## Figure collection entries

--*--

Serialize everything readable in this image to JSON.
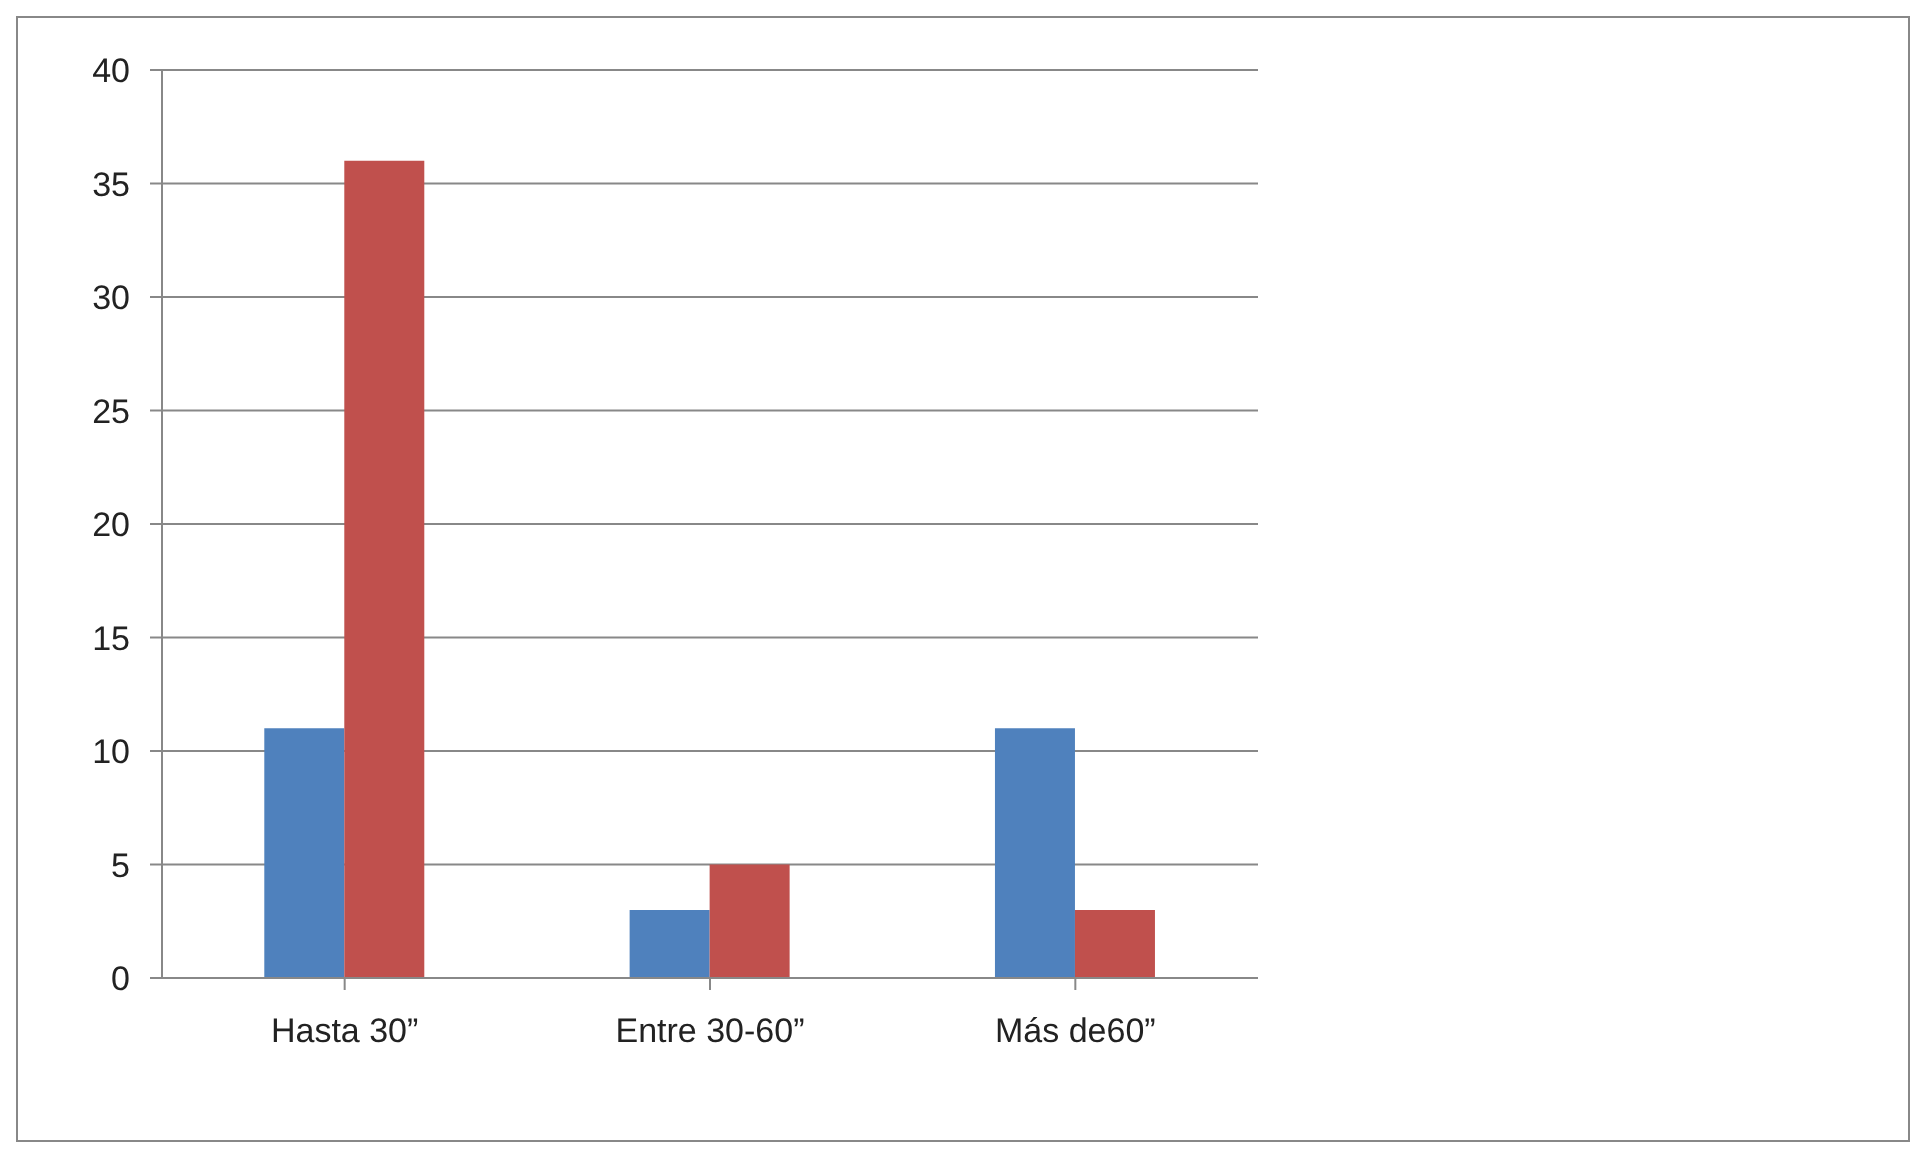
{
  "chart_data": {
    "type": "bar",
    "categories": [
      "Hasta 30”",
      "Entre 30-60”",
      "Más de60”"
    ],
    "series": [
      {
        "color": "#4f81bd",
        "values": [
          11,
          3,
          11
        ]
      },
      {
        "color": "#c0504d",
        "values": [
          36,
          5,
          3
        ]
      }
    ],
    "ylim": [
      0,
      40
    ],
    "yticks": [
      0,
      5,
      10,
      15,
      20,
      25,
      30,
      35,
      40
    ],
    "grid": "y"
  }
}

--*--

## PROBLEM
Each entry gets copied exactly; the pictures stay out.

## FINAL RESULT
Serialize everything readable in this image to JSON.
{
  "chart_data": {
    "type": "bar",
    "categories": [
      "Hasta 30”",
      "Entre 30-60”",
      "Más de60”"
    ],
    "series": [
      {
        "color": "#4f81bd",
        "values": [
          11,
          3,
          11
        ]
      },
      {
        "color": "#c0504d",
        "values": [
          36,
          5,
          3
        ]
      }
    ],
    "ylim": [
      0,
      40
    ],
    "yticks": [
      0,
      5,
      10,
      15,
      20,
      25,
      30,
      35,
      40
    ],
    "grid": "y"
  }
}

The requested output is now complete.